Start of DATA FOR PROCESSING

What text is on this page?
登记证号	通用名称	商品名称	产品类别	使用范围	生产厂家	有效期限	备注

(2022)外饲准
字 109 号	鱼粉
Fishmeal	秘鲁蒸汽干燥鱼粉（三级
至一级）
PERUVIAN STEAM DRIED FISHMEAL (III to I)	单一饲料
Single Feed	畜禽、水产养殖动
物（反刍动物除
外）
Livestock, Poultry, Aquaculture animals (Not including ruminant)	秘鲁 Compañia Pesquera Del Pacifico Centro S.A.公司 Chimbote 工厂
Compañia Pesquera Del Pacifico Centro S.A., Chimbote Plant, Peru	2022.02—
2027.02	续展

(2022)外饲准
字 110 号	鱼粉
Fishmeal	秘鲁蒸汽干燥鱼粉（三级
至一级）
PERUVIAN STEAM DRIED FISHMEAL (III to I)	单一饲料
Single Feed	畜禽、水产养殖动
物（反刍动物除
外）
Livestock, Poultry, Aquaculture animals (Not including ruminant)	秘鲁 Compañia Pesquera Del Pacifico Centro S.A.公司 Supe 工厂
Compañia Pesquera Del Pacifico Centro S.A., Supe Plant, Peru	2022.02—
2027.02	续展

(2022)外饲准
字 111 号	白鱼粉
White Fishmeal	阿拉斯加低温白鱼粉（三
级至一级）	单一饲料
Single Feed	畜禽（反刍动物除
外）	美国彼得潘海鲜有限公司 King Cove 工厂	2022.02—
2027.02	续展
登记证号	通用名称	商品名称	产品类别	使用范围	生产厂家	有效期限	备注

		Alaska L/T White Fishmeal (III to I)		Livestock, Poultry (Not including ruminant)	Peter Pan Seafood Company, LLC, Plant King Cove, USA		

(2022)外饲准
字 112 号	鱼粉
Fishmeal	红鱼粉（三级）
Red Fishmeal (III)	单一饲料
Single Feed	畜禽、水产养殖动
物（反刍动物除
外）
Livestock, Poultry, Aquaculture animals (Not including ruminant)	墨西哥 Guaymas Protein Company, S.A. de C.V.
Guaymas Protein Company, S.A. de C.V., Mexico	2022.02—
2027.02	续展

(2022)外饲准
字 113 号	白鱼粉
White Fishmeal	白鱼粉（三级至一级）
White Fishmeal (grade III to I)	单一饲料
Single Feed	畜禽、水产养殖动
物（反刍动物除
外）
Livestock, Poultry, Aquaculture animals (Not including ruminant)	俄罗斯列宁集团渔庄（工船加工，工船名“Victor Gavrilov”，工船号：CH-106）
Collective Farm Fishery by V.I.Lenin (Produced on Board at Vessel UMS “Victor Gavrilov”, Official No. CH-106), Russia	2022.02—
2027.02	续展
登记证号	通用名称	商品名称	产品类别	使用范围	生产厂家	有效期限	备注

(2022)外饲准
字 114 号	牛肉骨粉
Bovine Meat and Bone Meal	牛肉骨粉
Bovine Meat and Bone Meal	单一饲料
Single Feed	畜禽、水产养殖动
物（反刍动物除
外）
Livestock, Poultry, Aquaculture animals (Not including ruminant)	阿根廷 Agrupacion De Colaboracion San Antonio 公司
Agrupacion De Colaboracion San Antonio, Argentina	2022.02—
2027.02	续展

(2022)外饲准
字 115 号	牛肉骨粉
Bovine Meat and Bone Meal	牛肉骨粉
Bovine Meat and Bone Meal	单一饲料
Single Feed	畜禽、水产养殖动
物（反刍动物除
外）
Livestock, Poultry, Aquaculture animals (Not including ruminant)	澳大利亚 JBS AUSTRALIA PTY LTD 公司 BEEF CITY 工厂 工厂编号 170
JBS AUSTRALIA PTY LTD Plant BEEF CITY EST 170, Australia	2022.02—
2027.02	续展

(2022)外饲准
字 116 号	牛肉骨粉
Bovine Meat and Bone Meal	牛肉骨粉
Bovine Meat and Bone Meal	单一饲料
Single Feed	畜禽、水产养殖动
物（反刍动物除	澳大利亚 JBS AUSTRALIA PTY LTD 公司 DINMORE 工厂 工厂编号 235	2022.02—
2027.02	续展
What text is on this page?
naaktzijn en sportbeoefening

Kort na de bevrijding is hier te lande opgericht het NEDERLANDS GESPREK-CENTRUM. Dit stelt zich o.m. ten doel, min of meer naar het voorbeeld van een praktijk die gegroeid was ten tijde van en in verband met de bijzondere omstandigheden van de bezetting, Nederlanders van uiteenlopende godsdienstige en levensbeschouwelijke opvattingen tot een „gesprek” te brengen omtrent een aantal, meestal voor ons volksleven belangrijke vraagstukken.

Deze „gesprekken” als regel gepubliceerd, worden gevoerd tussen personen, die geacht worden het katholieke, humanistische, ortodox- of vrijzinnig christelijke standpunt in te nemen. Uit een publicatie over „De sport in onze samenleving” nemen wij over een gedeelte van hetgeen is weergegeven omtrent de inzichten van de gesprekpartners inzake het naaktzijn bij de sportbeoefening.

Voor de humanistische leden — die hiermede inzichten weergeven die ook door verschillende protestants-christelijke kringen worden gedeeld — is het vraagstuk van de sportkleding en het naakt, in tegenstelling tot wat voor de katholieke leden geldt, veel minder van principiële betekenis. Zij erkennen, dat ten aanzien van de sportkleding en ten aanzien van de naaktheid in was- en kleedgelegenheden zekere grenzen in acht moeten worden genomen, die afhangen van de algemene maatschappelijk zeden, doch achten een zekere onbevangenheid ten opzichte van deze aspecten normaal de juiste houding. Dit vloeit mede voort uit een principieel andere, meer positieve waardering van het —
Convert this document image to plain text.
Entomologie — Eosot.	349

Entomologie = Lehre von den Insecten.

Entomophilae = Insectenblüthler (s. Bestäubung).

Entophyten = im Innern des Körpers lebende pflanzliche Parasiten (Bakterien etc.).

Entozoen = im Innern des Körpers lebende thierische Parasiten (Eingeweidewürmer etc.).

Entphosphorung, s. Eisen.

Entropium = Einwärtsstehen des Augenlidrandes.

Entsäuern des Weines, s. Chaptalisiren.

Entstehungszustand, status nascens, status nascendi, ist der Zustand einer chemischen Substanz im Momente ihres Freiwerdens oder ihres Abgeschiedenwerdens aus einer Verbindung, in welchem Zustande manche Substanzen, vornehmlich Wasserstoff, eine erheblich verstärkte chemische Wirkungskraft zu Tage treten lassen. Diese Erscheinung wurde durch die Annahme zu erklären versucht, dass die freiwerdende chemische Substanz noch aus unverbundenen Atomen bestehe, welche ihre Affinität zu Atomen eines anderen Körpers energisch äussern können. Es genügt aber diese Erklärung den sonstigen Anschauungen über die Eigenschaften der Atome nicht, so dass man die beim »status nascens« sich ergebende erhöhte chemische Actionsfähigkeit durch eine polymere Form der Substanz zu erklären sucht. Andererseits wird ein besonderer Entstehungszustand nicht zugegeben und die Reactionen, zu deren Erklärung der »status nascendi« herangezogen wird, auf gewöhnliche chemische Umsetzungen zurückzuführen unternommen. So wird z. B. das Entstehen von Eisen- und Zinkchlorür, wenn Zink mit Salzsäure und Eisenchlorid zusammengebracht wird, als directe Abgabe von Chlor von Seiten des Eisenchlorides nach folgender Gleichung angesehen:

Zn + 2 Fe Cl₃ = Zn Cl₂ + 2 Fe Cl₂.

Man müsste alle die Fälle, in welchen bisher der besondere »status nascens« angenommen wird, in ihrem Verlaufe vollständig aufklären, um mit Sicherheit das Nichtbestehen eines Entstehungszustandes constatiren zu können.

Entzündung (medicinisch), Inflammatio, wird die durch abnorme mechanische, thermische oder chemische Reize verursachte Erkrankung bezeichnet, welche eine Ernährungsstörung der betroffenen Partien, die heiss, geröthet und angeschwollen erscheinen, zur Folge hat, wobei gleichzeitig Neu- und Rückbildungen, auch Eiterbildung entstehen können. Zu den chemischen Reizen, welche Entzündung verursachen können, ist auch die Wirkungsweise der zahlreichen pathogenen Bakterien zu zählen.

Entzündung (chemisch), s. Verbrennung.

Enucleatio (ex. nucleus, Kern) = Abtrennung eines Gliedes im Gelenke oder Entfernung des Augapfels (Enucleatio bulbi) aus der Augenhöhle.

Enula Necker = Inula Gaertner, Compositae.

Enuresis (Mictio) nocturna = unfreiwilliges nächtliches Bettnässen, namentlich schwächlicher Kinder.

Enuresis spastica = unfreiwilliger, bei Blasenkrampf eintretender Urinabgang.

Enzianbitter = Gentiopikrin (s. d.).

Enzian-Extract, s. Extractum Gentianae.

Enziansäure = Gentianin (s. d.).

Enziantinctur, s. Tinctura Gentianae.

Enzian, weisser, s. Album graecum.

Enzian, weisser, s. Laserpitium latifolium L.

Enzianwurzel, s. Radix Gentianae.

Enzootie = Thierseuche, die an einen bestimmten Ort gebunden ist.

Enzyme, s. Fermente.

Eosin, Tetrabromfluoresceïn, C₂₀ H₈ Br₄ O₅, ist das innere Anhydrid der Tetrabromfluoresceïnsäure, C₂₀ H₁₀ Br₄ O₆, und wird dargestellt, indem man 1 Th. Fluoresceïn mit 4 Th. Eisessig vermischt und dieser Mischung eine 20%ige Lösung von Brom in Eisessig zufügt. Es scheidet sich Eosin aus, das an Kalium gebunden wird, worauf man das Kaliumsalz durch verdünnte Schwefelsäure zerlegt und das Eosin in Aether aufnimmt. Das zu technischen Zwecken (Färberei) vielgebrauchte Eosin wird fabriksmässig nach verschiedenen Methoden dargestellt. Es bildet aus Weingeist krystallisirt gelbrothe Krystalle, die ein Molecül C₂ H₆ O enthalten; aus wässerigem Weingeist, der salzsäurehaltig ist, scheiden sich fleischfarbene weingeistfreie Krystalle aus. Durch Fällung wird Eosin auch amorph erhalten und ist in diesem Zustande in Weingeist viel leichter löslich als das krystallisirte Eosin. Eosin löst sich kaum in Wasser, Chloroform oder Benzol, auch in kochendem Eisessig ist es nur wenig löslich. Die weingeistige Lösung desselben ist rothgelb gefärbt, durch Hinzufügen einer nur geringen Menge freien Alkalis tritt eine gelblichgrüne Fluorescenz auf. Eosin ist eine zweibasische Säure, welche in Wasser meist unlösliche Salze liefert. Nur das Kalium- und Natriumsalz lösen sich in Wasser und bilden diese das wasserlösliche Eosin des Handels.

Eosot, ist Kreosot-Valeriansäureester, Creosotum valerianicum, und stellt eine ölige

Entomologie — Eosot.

End of DATA FOR PROCESSING

-- AIM OF THE EXERCISE --
Report how many lines of the records above contain the word "AUSTRALIA", and give only that number.

-- OUTPUT --
3